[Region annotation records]
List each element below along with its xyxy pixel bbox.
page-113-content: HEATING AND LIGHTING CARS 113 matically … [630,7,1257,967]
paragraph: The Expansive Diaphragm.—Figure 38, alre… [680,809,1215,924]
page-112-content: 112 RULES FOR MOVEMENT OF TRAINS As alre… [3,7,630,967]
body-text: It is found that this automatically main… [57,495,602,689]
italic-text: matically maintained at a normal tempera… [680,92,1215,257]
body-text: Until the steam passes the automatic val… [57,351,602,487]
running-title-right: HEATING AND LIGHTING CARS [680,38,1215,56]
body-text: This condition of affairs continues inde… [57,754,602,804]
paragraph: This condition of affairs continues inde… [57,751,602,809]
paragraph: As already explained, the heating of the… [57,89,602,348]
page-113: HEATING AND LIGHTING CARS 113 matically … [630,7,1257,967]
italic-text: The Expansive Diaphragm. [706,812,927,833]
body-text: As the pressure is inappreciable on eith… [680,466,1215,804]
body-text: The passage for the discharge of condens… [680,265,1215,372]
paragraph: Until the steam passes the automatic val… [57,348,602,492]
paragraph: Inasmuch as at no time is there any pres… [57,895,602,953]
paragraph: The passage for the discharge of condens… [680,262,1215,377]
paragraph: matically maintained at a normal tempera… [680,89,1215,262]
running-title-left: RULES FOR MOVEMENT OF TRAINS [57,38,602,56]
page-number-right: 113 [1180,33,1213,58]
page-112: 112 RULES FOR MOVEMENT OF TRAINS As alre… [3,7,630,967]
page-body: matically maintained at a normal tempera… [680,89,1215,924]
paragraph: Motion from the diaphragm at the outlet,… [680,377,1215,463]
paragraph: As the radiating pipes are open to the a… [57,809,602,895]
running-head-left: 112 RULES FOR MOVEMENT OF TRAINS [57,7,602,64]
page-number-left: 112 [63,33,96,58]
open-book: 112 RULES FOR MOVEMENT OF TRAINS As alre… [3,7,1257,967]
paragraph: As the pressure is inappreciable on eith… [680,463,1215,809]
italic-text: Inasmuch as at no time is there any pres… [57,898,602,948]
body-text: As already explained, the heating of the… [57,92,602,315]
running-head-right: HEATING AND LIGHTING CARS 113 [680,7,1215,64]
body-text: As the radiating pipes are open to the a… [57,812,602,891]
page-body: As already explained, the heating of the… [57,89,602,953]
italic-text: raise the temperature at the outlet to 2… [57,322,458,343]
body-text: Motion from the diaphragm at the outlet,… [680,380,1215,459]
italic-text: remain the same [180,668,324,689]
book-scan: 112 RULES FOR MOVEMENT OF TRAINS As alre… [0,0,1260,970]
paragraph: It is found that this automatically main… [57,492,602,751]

• **Do this**
Write out all of the records again, changing every "italic-text" to "emphasis" and leaving everything else untouched.

• **Reply**
List each element below along with its xyxy pixel bbox.
page-113-content: HEATING AND LIGHTING CARS 113 matically … [630,7,1257,967]
paragraph: The Expansive Diaphragm.—Figure 38, alre… [680,809,1215,924]
page-112-content: 112 RULES FOR MOVEMENT OF TRAINS As alre… [3,7,630,967]
body-text: It is found that this automatically main… [57,495,602,689]
emphasis: matically maintained at a normal tempera… [680,92,1215,257]
body-text: Until the steam passes the automatic val… [57,351,602,487]
running-title-right: HEATING AND LIGHTING CARS [680,38,1215,56]
body-text: This condition of affairs continues inde… [57,754,602,804]
paragraph: This condition of affairs continues inde… [57,751,602,809]
paragraph: As already explained, the heating of the… [57,89,602,348]
page-113: HEATING AND LIGHTING CARS 113 matically … [630,7,1257,967]
emphasis: The Expansive Diaphragm. [706,812,927,833]
body-text: As the pressure is inappreciable on eith… [680,466,1215,804]
body-text: The passage for the discharge of condens… [680,265,1215,372]
paragraph: Until the steam passes the automatic val… [57,348,602,492]
paragraph: Inasmuch as at no time is there any pres… [57,895,602,953]
paragraph: The passage for the discharge of condens… [680,262,1215,377]
paragraph: matically maintained at a normal tempera… [680,89,1215,262]
running-title-left: RULES FOR MOVEMENT OF TRAINS [57,38,602,56]
page-number-right: 113 [1180,33,1213,58]
page-112: 112 RULES FOR MOVEMENT OF TRAINS As alre… [3,7,630,967]
page-body: matically maintained at a normal tempera… [680,89,1215,924]
paragraph: Motion from the diaphragm at the outlet,… [680,377,1215,463]
paragraph: As the radiating pipes are open to the a… [57,809,602,895]
running-head-left: 112 RULES FOR MOVEMENT OF TRAINS [57,7,602,64]
page-number-left: 112 [63,33,96,58]
open-book: 112 RULES FOR MOVEMENT OF TRAINS As alre… [3,7,1257,967]
paragraph: As the pressure is inappreciable on eith… [680,463,1215,809]
emphasis: Inasmuch as at no time is there any pres… [57,898,602,948]
body-text: As already explained, the heating of the… [57,92,602,315]
running-head-right: HEATING AND LIGHTING CARS 113 [680,7,1215,64]
body-text: As the radiating pipes are open to the a… [57,812,602,891]
page-body: As already explained, the heating of the… [57,89,602,953]
emphasis: raise the temperature at the outlet to 2… [57,322,458,343]
body-text: Motion from the diaphragm at the outlet,… [680,380,1215,459]
emphasis: remain the same [180,668,324,689]
book-scan: 112 RULES FOR MOVEMENT OF TRAINS As alre… [0,0,1260,970]
paragraph: It is found that this automatically main… [57,492,602,751]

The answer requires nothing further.